*EXERCISE PROMPT*. Say how many lines in the data below contain the word "name", and give no other text.

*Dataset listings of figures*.
────────────────────
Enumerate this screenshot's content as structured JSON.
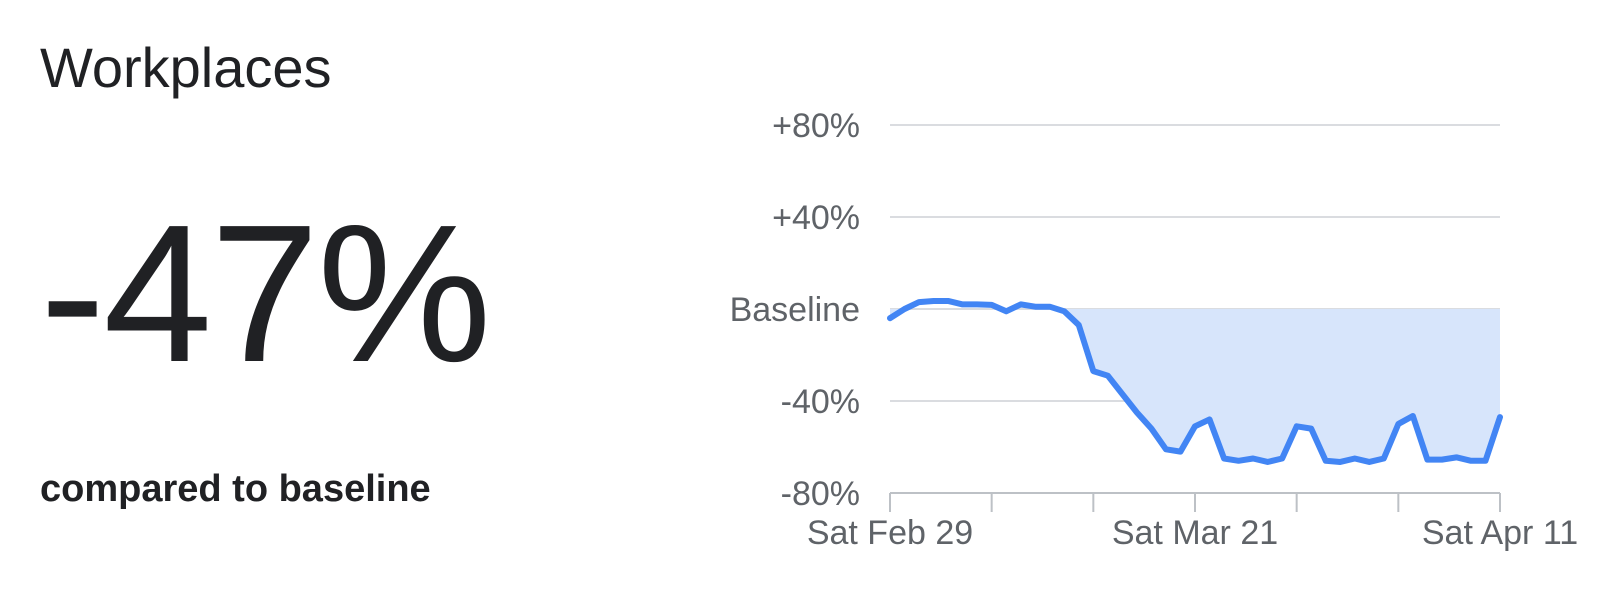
{
  "card": {
    "title": "Workplaces",
    "value": "-47%",
    "caption": "compared to baseline"
  },
  "chart_data": {
    "type": "area",
    "baseline_label": "Baseline",
    "y_ticks": [
      {
        "value": 80,
        "label": "+80%"
      },
      {
        "value": 40,
        "label": "+40%"
      },
      {
        "value": 0,
        "label": "Baseline"
      },
      {
        "value": -40,
        "label": "-40%"
      },
      {
        "value": -80,
        "label": "-80%"
      }
    ],
    "ylim": [
      -80,
      80
    ],
    "x_tick_labels": [
      {
        "date": "2020-02-29",
        "label": "Sat Feb 29"
      },
      {
        "date": "2020-03-21",
        "label": "Sat Mar 21"
      },
      {
        "date": "2020-04-11",
        "label": "Sat Apr 11"
      }
    ],
    "x_tick_marks": [
      "2020-02-29",
      "2020-03-07",
      "2020-03-14",
      "2020-03-21",
      "2020-03-28",
      "2020-04-04",
      "2020-04-11"
    ],
    "x_start": "2020-02-29",
    "x_end": "2020-04-11",
    "series": [
      {
        "dates": [
          "2020-02-29",
          "2020-03-01",
          "2020-03-02",
          "2020-03-03",
          "2020-03-04",
          "2020-03-05",
          "2020-03-06",
          "2020-03-07",
          "2020-03-08",
          "2020-03-09",
          "2020-03-10",
          "2020-03-11",
          "2020-03-12",
          "2020-03-13",
          "2020-03-14",
          "2020-03-15",
          "2020-03-16",
          "2020-03-17",
          "2020-03-18",
          "2020-03-19",
          "2020-03-20",
          "2020-03-21",
          "2020-03-22",
          "2020-03-23",
          "2020-03-24",
          "2020-03-25",
          "2020-03-26",
          "2020-03-27",
          "2020-03-28",
          "2020-03-29",
          "2020-03-30",
          "2020-03-31",
          "2020-04-01",
          "2020-04-02",
          "2020-04-03",
          "2020-04-04",
          "2020-04-05",
          "2020-04-06",
          "2020-04-07",
          "2020-04-08",
          "2020-04-09",
          "2020-04-10",
          "2020-04-11"
        ],
        "values": [
          -4,
          0,
          3,
          3.5,
          3.5,
          2,
          2,
          1.8,
          -1,
          2,
          1,
          1,
          -1,
          -7,
          -27,
          -29,
          -37,
          -45,
          -52,
          -61,
          -62,
          -51,
          -48,
          -65,
          -66,
          -65,
          -66.5,
          -65,
          -51,
          -52,
          -66,
          -66.5,
          -65,
          -66.5,
          -65,
          -50,
          -46.5,
          -65.5,
          -65.5,
          -64.5,
          -66,
          -66,
          -47
        ]
      }
    ],
    "colors": {
      "line": "#4285f4",
      "fill": "#d7e5fb",
      "grid": "#dadce0",
      "axis": "#bdc1c6",
      "text": "#5f6368"
    }
  }
}
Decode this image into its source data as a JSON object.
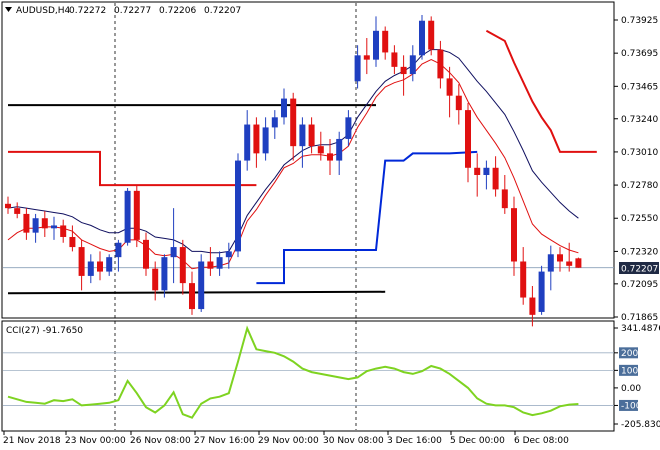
{
  "header": {
    "symbol": "AUDUSD,H4",
    "open": "0.72272",
    "high": "0.72277",
    "low": "0.72206",
    "close": "0.72207"
  },
  "current_price": "0.72207",
  "price_axis": [
    "0.73925",
    "0.73695",
    "0.73465",
    "0.73240",
    "0.73010",
    "0.72780",
    "0.72550",
    "0.72320",
    "0.72095",
    "0.71865"
  ],
  "time_axis": [
    "21 Nov 2018",
    "23 Nov 00:00",
    "26 Nov 08:00",
    "27 Nov 16:00",
    "29 Nov 00:00",
    "30 Nov 08:00",
    "3 Dec 16:00",
    "5 Dec 00:00",
    "6 Dec 08:00"
  ],
  "indicator": {
    "label": "CCI(27) -91.7650",
    "axis": [
      "341.4876",
      "200",
      "100",
      "0.00",
      "-100",
      "-205.8307"
    ],
    "levels": [
      200,
      100,
      -100
    ]
  },
  "colors": {
    "bull": "#1f3fc0",
    "bear": "#e01010",
    "ma_fast": "#e01010",
    "ma_slow": "#101060",
    "stop_up": "#0028d8",
    "stop_down": "#e01010",
    "cci_line": "#7ed321",
    "level_box": "#4b6e9a",
    "current_box": "#1f2a44"
  },
  "chart_data": [
    {
      "type": "candlestick",
      "title": "AUDUSD,H4",
      "ylim": [
        0.71865,
        0.7405
      ],
      "candles": [
        [
          0.7265,
          0.727,
          0.7258,
          0.7262
        ],
        [
          0.7262,
          0.7266,
          0.7255,
          0.7258
        ],
        [
          0.7258,
          0.7262,
          0.724,
          0.7245
        ],
        [
          0.7245,
          0.7258,
          0.7238,
          0.7255
        ],
        [
          0.7255,
          0.726,
          0.7242,
          0.7248
        ],
        [
          0.7248,
          0.7256,
          0.724,
          0.725
        ],
        [
          0.725,
          0.7254,
          0.7238,
          0.7242
        ],
        [
          0.7242,
          0.725,
          0.7232,
          0.7235
        ],
        [
          0.7235,
          0.724,
          0.7205,
          0.7215
        ],
        [
          0.7215,
          0.723,
          0.721,
          0.7225
        ],
        [
          0.7225,
          0.7232,
          0.7212,
          0.7218
        ],
        [
          0.7218,
          0.723,
          0.7215,
          0.7228
        ],
        [
          0.7228,
          0.724,
          0.7218,
          0.7238
        ],
        [
          0.7238,
          0.7276,
          0.7236,
          0.7274
        ],
        [
          0.7274,
          0.7278,
          0.7235,
          0.724
        ],
        [
          0.724,
          0.7245,
          0.7215,
          0.722
        ],
        [
          0.722,
          0.7225,
          0.7198,
          0.7205
        ],
        [
          0.7205,
          0.723,
          0.72,
          0.7228
        ],
        [
          0.7228,
          0.7262,
          0.721,
          0.7235
        ],
        [
          0.7235,
          0.724,
          0.7202,
          0.721
        ],
        [
          0.721,
          0.7218,
          0.7188,
          0.7192
        ],
        [
          0.7192,
          0.723,
          0.719,
          0.7225
        ],
        [
          0.7225,
          0.7235,
          0.7215,
          0.722
        ],
        [
          0.722,
          0.7232,
          0.7215,
          0.7228
        ],
        [
          0.7228,
          0.7238,
          0.722,
          0.7232
        ],
        [
          0.7232,
          0.73,
          0.7228,
          0.7295
        ],
        [
          0.7295,
          0.733,
          0.7288,
          0.732
        ],
        [
          0.732,
          0.7325,
          0.729,
          0.73
        ],
        [
          0.73,
          0.7325,
          0.7295,
          0.7318
        ],
        [
          0.7318,
          0.733,
          0.731,
          0.7325
        ],
        [
          0.7325,
          0.7345,
          0.732,
          0.7338
        ],
        [
          0.7338,
          0.7342,
          0.7295,
          0.7305
        ],
        [
          0.7305,
          0.7325,
          0.729,
          0.732
        ],
        [
          0.732,
          0.7325,
          0.73,
          0.7305
        ],
        [
          0.7305,
          0.7315,
          0.7295,
          0.73
        ],
        [
          0.73,
          0.731,
          0.7285,
          0.7295
        ],
        [
          0.7295,
          0.7315,
          0.7285,
          0.731
        ],
        [
          0.731,
          0.733,
          0.7305,
          0.7325
        ],
        [
          0.735,
          0.7375,
          0.7345,
          0.7368
        ],
        [
          0.7368,
          0.738,
          0.7355,
          0.7365
        ],
        [
          0.7365,
          0.7395,
          0.736,
          0.7385
        ],
        [
          0.7385,
          0.7388,
          0.7365,
          0.737
        ],
        [
          0.737,
          0.7375,
          0.7355,
          0.736
        ],
        [
          0.736,
          0.7368,
          0.734,
          0.7355
        ],
        [
          0.7355,
          0.7375,
          0.735,
          0.7368
        ],
        [
          0.7368,
          0.7396,
          0.7365,
          0.7392
        ],
        [
          0.7392,
          0.7395,
          0.7368,
          0.7372
        ],
        [
          0.7372,
          0.7378,
          0.7345,
          0.7352
        ],
        [
          0.7352,
          0.736,
          0.7325,
          0.734
        ],
        [
          0.734,
          0.7348,
          0.732,
          0.733
        ],
        [
          0.733,
          0.7335,
          0.728,
          0.729
        ],
        [
          0.729,
          0.73,
          0.727,
          0.7285
        ],
        [
          0.7285,
          0.7295,
          0.7275,
          0.729
        ],
        [
          0.729,
          0.7298,
          0.727,
          0.7275
        ],
        [
          0.7275,
          0.7285,
          0.7258,
          0.7262
        ],
        [
          0.7262,
          0.727,
          0.7215,
          0.7225
        ],
        [
          0.7225,
          0.7235,
          0.7195,
          0.72
        ],
        [
          0.72,
          0.7208,
          0.718,
          0.7188
        ],
        [
          0.719,
          0.7222,
          0.7188,
          0.7218
        ],
        [
          0.7218,
          0.7236,
          0.7205,
          0.723
        ],
        [
          0.723,
          0.7235,
          0.7218,
          0.7225
        ],
        [
          0.7225,
          0.7238,
          0.7218,
          0.7222
        ],
        [
          0.72272,
          0.72277,
          0.72206,
          0.72207
        ]
      ],
      "ma_fast": [
        0.724,
        0.7245,
        0.7248,
        0.7248,
        0.7249,
        0.7249,
        0.7248,
        0.7246,
        0.724,
        0.7237,
        0.7234,
        0.7232,
        0.7233,
        0.724,
        0.724,
        0.7236,
        0.723,
        0.7229,
        0.723,
        0.7226,
        0.722,
        0.7221,
        0.7221,
        0.7222,
        0.7224,
        0.7237,
        0.7253,
        0.7261,
        0.7271,
        0.728,
        0.729,
        0.7293,
        0.7298,
        0.7299,
        0.7299,
        0.7298,
        0.73,
        0.7305,
        0.7318,
        0.7328,
        0.7339,
        0.7346,
        0.7349,
        0.7351,
        0.7355,
        0.7362,
        0.7365,
        0.7362,
        0.7356,
        0.7349,
        0.7336,
        0.7325,
        0.7316,
        0.7307,
        0.7297,
        0.7283,
        0.7267,
        0.7251,
        0.7244,
        0.724,
        0.7236,
        0.7233,
        0.7231
      ],
      "ma_slow": [
        0.7262,
        0.7263,
        0.7262,
        0.7261,
        0.726,
        0.7259,
        0.7258,
        0.7256,
        0.7252,
        0.725,
        0.7247,
        0.7245,
        0.7245,
        0.7248,
        0.7248,
        0.7246,
        0.7242,
        0.7241,
        0.724,
        0.7237,
        0.7232,
        0.7232,
        0.7231,
        0.7231,
        0.7232,
        0.7243,
        0.7257,
        0.7266,
        0.7275,
        0.7283,
        0.7292,
        0.7297,
        0.7302,
        0.7305,
        0.7306,
        0.7306,
        0.7308,
        0.7313,
        0.7325,
        0.7334,
        0.7343,
        0.735,
        0.7354,
        0.7357,
        0.7361,
        0.7368,
        0.7372,
        0.7372,
        0.737,
        0.7366,
        0.7358,
        0.735,
        0.7343,
        0.7335,
        0.7327,
        0.7315,
        0.7302,
        0.7288,
        0.728,
        0.7273,
        0.7266,
        0.726,
        0.7255
      ],
      "stop_levels": [
        {
          "name": "red-stop-1",
          "color": "#e01010",
          "points": [
            [
              0,
              0.7301
            ],
            [
              10,
              0.7301
            ],
            [
              10,
              0.7278
            ],
            [
              27,
              0.7278
            ]
          ]
        },
        {
          "name": "black-level-upper",
          "color": "#000000",
          "points": [
            [
              0,
              0.73335
            ],
            [
              40,
              0.73335
            ]
          ]
        },
        {
          "name": "black-level-lower",
          "color": "#000000",
          "points": [
            [
              0,
              0.7203
            ],
            [
              41,
              0.7204
            ]
          ]
        },
        {
          "name": "blue-stop",
          "color": "#0028d8",
          "points": [
            [
              27,
              0.721
            ],
            [
              30,
              0.721
            ],
            [
              30,
              0.7233
            ],
            [
              40,
              0.7233
            ],
            [
              41,
              0.7295
            ],
            [
              43,
              0.7295
            ],
            [
              44,
              0.73
            ],
            [
              48,
              0.73
            ],
            [
              51,
              0.7301
            ]
          ]
        },
        {
          "name": "red-stop-2",
          "color": "#e01010",
          "points": [
            [
              52,
              0.7385
            ],
            [
              54,
              0.7378
            ],
            [
              55,
              0.7363
            ],
            [
              57,
              0.7336
            ],
            [
              58,
              0.7325
            ],
            [
              59,
              0.7316
            ],
            [
              60,
              0.7301
            ],
            [
              64,
              0.7301
            ]
          ]
        }
      ]
    },
    {
      "type": "line",
      "title": "CCI(27) -91.7650",
      "ylim": [
        -205.8307,
        341.4876
      ],
      "series": [
        {
          "values": [
            -50,
            -65,
            -80,
            -85,
            -90,
            -70,
            -75,
            -65,
            -100,
            -95,
            -90,
            -85,
            -70,
            40,
            -30,
            -110,
            -140,
            -100,
            -25,
            -150,
            -170,
            -90,
            -60,
            -50,
            -30,
            150,
            340,
            220,
            210,
            200,
            180,
            150,
            110,
            90,
            80,
            70,
            60,
            50,
            60,
            95,
            110,
            120,
            110,
            90,
            80,
            95,
            125,
            110,
            80,
            40,
            0,
            -60,
            -90,
            -100,
            -100,
            -110,
            -140,
            -155,
            -145,
            -130,
            -105,
            -95,
            -92
          ]
        }
      ]
    }
  ]
}
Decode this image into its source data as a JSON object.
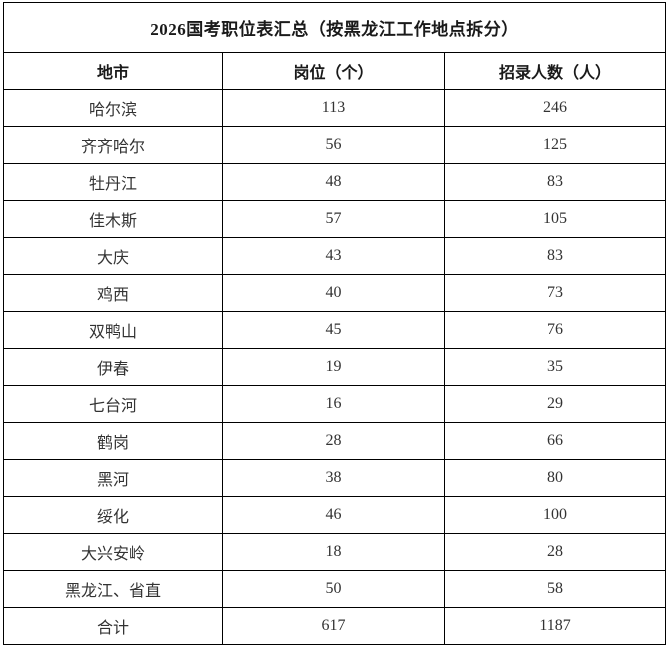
────────────────────
*OUTPUT FOR THIS TASK*. 5